• [What needs to be done]
Would you return the complete listing below word for word?

• [Records shown]

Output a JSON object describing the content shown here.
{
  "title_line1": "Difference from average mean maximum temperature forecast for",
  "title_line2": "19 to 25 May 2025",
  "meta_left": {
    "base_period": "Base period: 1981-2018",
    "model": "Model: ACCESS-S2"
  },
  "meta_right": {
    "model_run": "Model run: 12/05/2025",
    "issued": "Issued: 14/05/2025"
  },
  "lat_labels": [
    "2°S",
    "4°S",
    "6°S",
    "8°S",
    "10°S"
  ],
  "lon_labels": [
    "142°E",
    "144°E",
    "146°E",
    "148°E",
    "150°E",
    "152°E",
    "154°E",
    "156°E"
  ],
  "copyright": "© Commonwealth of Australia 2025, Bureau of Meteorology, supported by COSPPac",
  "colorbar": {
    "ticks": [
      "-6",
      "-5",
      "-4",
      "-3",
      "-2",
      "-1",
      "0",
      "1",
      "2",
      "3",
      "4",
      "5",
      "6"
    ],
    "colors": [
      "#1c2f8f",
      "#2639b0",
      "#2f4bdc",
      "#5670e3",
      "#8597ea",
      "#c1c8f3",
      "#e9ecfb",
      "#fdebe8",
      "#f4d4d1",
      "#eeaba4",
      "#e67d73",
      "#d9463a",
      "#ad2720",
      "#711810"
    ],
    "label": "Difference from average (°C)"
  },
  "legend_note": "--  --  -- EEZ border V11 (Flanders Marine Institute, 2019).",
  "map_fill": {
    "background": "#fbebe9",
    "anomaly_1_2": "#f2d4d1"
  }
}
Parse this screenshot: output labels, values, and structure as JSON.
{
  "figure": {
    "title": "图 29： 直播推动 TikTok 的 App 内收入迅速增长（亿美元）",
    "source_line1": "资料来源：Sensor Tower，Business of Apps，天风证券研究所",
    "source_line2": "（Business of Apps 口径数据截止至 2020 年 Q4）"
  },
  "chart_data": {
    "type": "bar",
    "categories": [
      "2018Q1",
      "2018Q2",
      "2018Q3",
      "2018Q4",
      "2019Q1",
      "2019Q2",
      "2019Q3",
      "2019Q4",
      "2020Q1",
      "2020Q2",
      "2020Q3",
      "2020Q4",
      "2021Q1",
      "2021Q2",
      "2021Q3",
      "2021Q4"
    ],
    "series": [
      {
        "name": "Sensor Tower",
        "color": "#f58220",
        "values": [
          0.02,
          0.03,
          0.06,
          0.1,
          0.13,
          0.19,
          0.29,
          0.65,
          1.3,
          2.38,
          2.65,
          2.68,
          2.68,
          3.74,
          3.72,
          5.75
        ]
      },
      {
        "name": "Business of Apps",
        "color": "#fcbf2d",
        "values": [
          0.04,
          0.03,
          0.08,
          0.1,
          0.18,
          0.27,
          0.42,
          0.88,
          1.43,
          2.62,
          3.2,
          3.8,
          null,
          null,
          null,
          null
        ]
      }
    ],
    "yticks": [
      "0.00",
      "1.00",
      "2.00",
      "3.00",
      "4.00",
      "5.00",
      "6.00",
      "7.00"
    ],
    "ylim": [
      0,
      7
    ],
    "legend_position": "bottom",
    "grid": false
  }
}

• [Finished answer]
Output a JSON object describing the content shown here.
{
  "title_line1": "Difference from average mean maximum temperature forecast for",
  "title_line2": "19 to 25 May 2025",
  "meta_left": {
    "base_period": "Base period: 1981-2018",
    "model": "Model: ACCESS-S2"
  },
  "meta_right": {
    "model_run": "Model run: 12/05/2025",
    "issued": "Issued: 14/05/2025"
  },
  "lat_labels": [
    "2°S",
    "4°S",
    "6°S",
    "8°S",
    "10°S"
  ],
  "lon_labels": [
    "142°E",
    "144°E",
    "146°E",
    "148°E",
    "150°E",
    "152°E",
    "154°E",
    "156°E"
  ],
  "copyright": "© Commonwealth of Australia 2025, Bureau of Meteorology, supported by COSPPac",
  "colorbar": {
    "ticks": [
      "-6",
      "-5",
      "-4",
      "-3",
      "-2",
      "-1",
      "0",
      "1",
      "2",
      "3",
      "4",
      "5",
      "6"
    ],
    "colors": [
      "#1c2f8f",
      "#2639b0",
      "#2f4bdc",
      "#5670e3",
      "#8597ea",
      "#c1c8f3",
      "#e9ecfb",
      "#fdebe8",
      "#f4d4d1",
      "#eeaba4",
      "#e67d73",
      "#d9463a",
      "#ad2720",
      "#711810"
    ],
    "label": "Difference from average (°C)"
  },
  "legend_note": "--  --  -- EEZ border V11 (Flanders Marine Institute, 2019).",
  "map_fill": {
    "background": "#fbebe9",
    "anomaly_1_2": "#f2d4d1"
  }
}
Parse this screenshot: output labels, values, and structure as JSON.
{
  "figure": {
    "title": "图 29： 直播推动 TikTok 的 App 内收入迅速增长（亿美元）",
    "source_line1": "资料来源：Sensor Tower，Business of Apps，天风证券研究所",
    "source_line2": "（Business of Apps 口径数据截止至 2020 年 Q4）"
  },
  "chart_data": {
    "type": "bar",
    "categories": [
      "2018Q1",
      "2018Q2",
      "2018Q3",
      "2018Q4",
      "2019Q1",
      "2019Q2",
      "2019Q3",
      "2019Q4",
      "2020Q1",
      "2020Q2",
      "2020Q3",
      "2020Q4",
      "2021Q1",
      "2021Q2",
      "2021Q3",
      "2021Q4"
    ],
    "series": [
      {
        "name": "Sensor Tower",
        "color": "#f58220",
        "values": [
          0.02,
          0.03,
          0.06,
          0.1,
          0.13,
          0.19,
          0.29,
          0.65,
          1.3,
          2.38,
          2.65,
          2.68,
          2.68,
          3.74,
          3.72,
          5.75
        ]
      },
      {
        "name": "Business of Apps",
        "color": "#fcbf2d",
        "values": [
          0.04,
          0.03,
          0.08,
          0.1,
          0.18,
          0.27,
          0.42,
          0.88,
          1.43,
          2.62,
          3.2,
          3.8,
          null,
          null,
          null,
          null
        ]
      }
    ],
    "yticks": [
      "0.00",
      "1.00",
      "2.00",
      "3.00",
      "4.00",
      "5.00",
      "6.00",
      "7.00"
    ],
    "ylim": [
      0,
      7
    ],
    "legend_position": "bottom",
    "grid": false
  }
}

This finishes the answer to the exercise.